*EXCERTO SELECIONADO*.

Nesta confrontação, apercebemo-nos de uma vivência agrilhoada em espartilhos que limita o poder redentor e revigorante dos sentidos, da volúpia, da sensualidade.

É uma significação existencial, mas também chave da vida, do mundo palpável, extasiado, fisiológico, progressista, e arrebatador.

O cuspo, que se lança, e enlaça, e salta, vigoroso, da boca dos protagonistas erotizados, articulados na folhagem das pinturas, é irreverente e se consubstancia numa intensa iconografia que desafia e subverte as convenções.

Os corpos de Nogueira, contorcem-se, bailam despudorados. Quase entrevemos os risos e brincadeiras dos personagens. Empoleiram-se em galhos verdes, contorcem-se. Denunciando, porém, imersos em cores vivas, uma certa melancolia. No entanto, o artista nunca começa uma pintura com a intenção de transmitir uma mensagem clara ou fechada. Não lhe interessa ilustrar ideias nem impor significados ao espectador. O seu processo é, acima de tudo, intuitivo e fluido[5].

Na pintura de Diogo Nogueira vemos estímulos que nos conduzem à menção de obras do passado. Manet? Matisse? Os impressionistas… David Hockney? Influem no seu modo de olhar, operar.

A história da pintura está profundamente presente no trabalho de Nogueira. O artista diz-nos: Não consigo imaginar o meu percurso como artista sem essa herança — tanto os grandes mestres que marcaram os cânones da arte como outros autores menos celebrados, que vou descobrindo ao longo do tempo, desempenham um papel formativo no meu olhar. Tenho um amor declarado pela pintura clássica e moderna, mas não me restrinjo a um único período. De certa forma, acredito que há algo de vivo e ainda pulsante em cada momento da história da arte, e tento escutar essas vibrações enquanto trabalho.

*REGISTOS DE DADOS*.
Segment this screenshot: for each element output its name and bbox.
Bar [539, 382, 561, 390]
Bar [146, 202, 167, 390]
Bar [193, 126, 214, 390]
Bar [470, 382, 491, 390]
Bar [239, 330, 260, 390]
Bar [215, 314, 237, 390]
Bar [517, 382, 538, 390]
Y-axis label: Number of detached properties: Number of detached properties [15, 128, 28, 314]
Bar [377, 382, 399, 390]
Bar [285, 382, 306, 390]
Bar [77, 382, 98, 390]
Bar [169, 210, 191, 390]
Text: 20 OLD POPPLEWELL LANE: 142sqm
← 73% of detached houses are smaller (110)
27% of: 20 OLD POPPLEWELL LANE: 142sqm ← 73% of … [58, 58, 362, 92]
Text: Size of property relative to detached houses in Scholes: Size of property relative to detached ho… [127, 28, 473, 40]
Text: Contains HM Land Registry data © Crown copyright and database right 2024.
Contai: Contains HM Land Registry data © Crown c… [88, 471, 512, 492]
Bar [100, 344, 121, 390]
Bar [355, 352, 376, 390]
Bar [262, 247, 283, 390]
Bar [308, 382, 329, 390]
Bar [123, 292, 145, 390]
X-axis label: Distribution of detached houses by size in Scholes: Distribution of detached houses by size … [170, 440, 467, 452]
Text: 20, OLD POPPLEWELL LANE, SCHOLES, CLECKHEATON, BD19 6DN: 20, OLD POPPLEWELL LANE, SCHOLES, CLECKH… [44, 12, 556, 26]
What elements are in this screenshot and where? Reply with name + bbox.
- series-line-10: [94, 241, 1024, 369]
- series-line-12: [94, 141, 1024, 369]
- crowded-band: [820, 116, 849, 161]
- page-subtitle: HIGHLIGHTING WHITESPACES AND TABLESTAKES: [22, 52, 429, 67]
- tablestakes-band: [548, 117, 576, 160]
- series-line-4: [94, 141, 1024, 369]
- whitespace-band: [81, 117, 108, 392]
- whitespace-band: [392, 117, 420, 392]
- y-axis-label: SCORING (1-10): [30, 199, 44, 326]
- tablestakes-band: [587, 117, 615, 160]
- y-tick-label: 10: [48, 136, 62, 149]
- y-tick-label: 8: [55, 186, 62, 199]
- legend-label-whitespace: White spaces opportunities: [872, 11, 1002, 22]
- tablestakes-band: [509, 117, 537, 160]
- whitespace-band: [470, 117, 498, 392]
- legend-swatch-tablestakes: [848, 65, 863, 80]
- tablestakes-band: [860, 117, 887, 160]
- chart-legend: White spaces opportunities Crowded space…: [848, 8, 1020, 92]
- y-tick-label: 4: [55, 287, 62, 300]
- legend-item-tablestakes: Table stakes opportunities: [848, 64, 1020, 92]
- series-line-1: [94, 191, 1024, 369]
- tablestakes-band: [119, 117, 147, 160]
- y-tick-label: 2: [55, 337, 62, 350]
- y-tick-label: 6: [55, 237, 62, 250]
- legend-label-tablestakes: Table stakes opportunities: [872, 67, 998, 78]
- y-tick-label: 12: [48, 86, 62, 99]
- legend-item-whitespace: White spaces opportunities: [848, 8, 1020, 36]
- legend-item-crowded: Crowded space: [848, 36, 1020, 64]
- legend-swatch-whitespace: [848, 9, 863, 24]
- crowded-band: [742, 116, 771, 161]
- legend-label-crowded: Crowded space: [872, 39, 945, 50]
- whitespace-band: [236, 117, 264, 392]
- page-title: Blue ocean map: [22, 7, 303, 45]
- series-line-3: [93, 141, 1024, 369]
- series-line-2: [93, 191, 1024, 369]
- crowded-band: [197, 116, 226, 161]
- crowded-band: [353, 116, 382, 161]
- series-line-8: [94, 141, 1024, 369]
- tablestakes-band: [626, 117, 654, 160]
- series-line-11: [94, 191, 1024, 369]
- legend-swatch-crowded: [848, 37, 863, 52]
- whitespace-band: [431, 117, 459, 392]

*REQUISITO A*.
No texto sobre a pintura de Diogo Nogueira, como é caracterizado o processo do artista?
*REQUISITO B*.
Prossiga o texto sobre a pintura de Diogo Nogueira a partir da última frase apresentada.

*RESPOSTA A*.
É, acima de tudo, intuitivo e fluido.

*RESPOSTA B*.
A pintura de Diogo Nogueira, nos aspectos mais formais, tem vindo, progressivamente, a sofrer uma influência dos artistas impressionistas e pós-impressionistas. Interessa-lhe a iluminação quase fotográfica; em Matisse, a liberdade da cor e a alegria da forma; em Cézanne, os banhos — compostos com monumentalidade e delicadeza; em Degas, os ambientes cromáticos e as tensões compositivas dos seus trabalhos de juventude; em Caillebotte, o erotismo latente — embora, na verdade, esse erotismo possa ser apontado em todos os nomes referidos[6].

O artista almeja, que a sua pintura transmita, cada vez mais a esperança, e a alegria.

E evoca Adélia Lopes: “O mal é banal. / O único mistério / é o mistério do bem.”

Acrescenta: Talvez pela abundância do mal tenha dúvidas sobre o rumo que a história humana parece querer tomar. Ainda assim, tenho um amor profundo pelo humano — em particular, pela sua arte. Há uma grande beleza em estar vivo, uma beleza natural que desejo celebrar. Acredito, em parte, que pinto por isso: para celebrar, mesmo no mal, a beleza.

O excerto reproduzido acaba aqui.